## Belge Bölümü
↓

Gerçeklerden Haberdar Olun
İstanbul
Parçalı az bulutlu
15°
Ara
Damga Gündem Yeniden barış için ‘Zeytin Dalı’

Yeniden barış için ‘Zeytin Dalı’

Zaferlerine, yeni zaferler eklemek için ulvi bir görev yapmakta olan Mehmetçik’imize herkesin, hayır dualar gönderme borcu ve mükellefiyeti olduğunu hatırlatarak başlayalım. Allah, yar ve yardımcıları olsun, askerlerimizi korusun. Amin...

Okunma Süresi: 4 dk

Zaferlerine, yeni zaferler eklemek için ulvi bir görev yapmakta olan Mehmetçik’imize herkesin, hayır dualar gönderme borcu ve mükellefiyeti olduğunu hatırlatarak başlayalım. Allah, yar ve yardımcıları olsun, askerlerimizi     korusun. Amin...
***
Nedir bu "Zeytin Dalı"?
-Her şeyden önce, masum, günahsız, zulüm altındaki mazlum halkların, emperyalist- siyonist ABD ve uşaklarının zulmünden ve ata topraklarının istila edilmesinden kurtarılması, akan Müslüman kanının durdurulması operasyonudur.
-İslam sancağını yeniden şahlandırmaya iman etmiş ordu milletin, azmi ve kararlılığının adıdır.
-Bölge insanının, Allah vergisi doğal zenginliklerinin, hırsız ve eşkiyanın eline teslim edilmemesi gayretidir.
-Siyonist-Emperyalist emel sahiplerinin dünyayı parselleme planlarını, paçavraya çevirme     fiiliyatıdır vs...
***
Bir mühendislik harikası kabul ettiğim     "Zeytin Dalı" ismi nereden bulundu, niçin isim     olarak verildi?
Arapça, "zeyt"  kelimesinin çoğulu “zeytun" şeklinde olup, zeytin taneleri demektir. Aynı kökten türeyen "Zeyyat", yağ çıkaran anlamındadır. Anadolu – Türk Kültürü’nde insanın yağının tükenmesi; ölmesi, mahvolması ile özdeşleştirilir. Ünlü deyişimiz "Haydar Haydar"da “Tükendi fitilim, eridi yağım" ölümü ve hastalığı anlatır.
Günümüze gelirsek; "Zeytin Dalı" bölgesi, siyonist- emperyalistlerden çok çekti, çok kan kaybetti, bütün zenginlikleri sömürüldü, kavmiyetçilik – mezhepçilik kışkırtmalarıyla Ortadoğu halkları bölündü, birbirlerine düşman edildi.
***
Anadolu'da kötülükleri etkisiz hale getirmek için zeytin ağacının dalı evin bir yerine konurdu. Ayrıca, nazar değmesine karşı kullanılır, hatta; evde kalan kızın bahtının açılarak evleneceğine inanıldığı için, çeşitli ritüeller uygulanarak zeytin yaprağının fayda verdiği kabul edilirdi. Bunlar ve benzerleri bilimsel temelleri olmasa da; kültürde kendisine yer bulmuş inanışlardı.

↑

(Sınırlayıcı kutu girdileri)
↓

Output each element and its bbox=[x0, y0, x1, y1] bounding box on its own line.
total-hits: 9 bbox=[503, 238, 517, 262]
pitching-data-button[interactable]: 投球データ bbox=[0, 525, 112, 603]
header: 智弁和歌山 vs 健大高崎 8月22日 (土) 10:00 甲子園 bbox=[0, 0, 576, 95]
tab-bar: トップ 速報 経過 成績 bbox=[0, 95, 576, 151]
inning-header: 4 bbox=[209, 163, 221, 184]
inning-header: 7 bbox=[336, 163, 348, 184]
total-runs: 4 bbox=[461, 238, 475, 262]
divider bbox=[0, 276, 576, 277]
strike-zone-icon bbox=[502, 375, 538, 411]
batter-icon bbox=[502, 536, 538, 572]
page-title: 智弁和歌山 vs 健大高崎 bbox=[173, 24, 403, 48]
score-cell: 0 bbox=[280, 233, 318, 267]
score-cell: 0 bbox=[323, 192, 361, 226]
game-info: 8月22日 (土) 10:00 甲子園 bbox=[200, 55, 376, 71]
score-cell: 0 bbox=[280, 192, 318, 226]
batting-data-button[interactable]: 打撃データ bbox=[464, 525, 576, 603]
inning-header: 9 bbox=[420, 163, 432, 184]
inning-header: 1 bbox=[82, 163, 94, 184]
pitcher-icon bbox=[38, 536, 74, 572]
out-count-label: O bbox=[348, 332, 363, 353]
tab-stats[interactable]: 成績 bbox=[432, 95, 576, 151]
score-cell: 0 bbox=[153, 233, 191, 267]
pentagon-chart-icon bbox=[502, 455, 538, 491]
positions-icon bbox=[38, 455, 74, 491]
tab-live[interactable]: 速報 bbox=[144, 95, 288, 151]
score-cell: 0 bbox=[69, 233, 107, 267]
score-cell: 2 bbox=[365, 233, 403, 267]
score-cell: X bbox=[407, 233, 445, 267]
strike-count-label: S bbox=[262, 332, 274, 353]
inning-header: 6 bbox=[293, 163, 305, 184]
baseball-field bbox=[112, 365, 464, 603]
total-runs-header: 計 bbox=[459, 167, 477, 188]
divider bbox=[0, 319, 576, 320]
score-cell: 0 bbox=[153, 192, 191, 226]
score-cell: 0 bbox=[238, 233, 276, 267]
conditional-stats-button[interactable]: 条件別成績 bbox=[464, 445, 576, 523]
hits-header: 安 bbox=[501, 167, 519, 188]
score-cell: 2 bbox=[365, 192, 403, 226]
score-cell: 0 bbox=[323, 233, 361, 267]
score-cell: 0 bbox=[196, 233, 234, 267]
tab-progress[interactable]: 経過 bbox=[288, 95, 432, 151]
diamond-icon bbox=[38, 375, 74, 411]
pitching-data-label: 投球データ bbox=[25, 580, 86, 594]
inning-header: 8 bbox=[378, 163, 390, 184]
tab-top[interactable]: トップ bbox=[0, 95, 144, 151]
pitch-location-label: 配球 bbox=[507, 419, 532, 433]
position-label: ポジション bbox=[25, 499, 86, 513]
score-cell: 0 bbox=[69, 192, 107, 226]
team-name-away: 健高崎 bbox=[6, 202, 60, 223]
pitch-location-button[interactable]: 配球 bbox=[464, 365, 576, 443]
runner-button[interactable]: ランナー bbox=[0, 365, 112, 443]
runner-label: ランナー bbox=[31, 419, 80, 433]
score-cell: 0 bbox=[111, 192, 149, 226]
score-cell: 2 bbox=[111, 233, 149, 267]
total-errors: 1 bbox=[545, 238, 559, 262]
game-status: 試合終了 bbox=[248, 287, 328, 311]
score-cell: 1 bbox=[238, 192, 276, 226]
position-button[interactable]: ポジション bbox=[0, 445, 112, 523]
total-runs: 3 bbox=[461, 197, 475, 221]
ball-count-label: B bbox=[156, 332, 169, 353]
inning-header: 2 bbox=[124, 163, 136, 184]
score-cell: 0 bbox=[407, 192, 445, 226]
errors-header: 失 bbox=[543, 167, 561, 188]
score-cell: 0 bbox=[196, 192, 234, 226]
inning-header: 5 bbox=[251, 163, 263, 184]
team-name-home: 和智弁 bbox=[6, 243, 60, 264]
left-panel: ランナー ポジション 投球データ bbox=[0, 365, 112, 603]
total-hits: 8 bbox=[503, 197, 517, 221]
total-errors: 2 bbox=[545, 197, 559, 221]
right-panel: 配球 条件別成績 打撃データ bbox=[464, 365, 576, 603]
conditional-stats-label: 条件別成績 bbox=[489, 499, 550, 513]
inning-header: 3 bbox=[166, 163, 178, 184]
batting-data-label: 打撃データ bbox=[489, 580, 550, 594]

↑

Zeytin Dalı yazısında "-Siyonist-Emperyalist emel sahiplerinin" sözcüklerini içeren yerle açılıp "birbirlerine düşman edildi." ile kapanan bölümü birebir yazın.

## Görev Çözümü
-Siyonist-Emperyalist emel sahiplerinin dünyayı parselleme planlarını, paçavraya çevirme     fiiliyatıdır vs...
***
Bir mühendislik harikası kabul ettiğim     "Zeytin Dalı" ismi nereden bulundu, niçin isim     olarak verildi?
Arapça, "zeyt"  kelimesinin çoğulu “zeytun" şeklinde olup, zeytin taneleri demektir. Aynı kökten türeyen "Zeyyat", yağ çıkaran anlamındadır. Anadolu – Türk Kültürü’nde insanın yağının tükenmesi; ölmesi, mahvolması ile özdeşleştirilir. Ünlü deyişimiz "Haydar Haydar"da “Tükendi fitilim, eridi yağım" ölümü ve hastalığı anlatır.
Günümüze gelirsek; "Zeytin Dalı" bölgesi, siyonist- emperyalistlerden çok çekti, çok kan kaybetti, bütün zenginlikleri sömürüldü, kavmiyetçilik – mezhepçilik kışkırtmalarıyla Ortadoğu halkları bölündü, birbirlerine düşman edildi.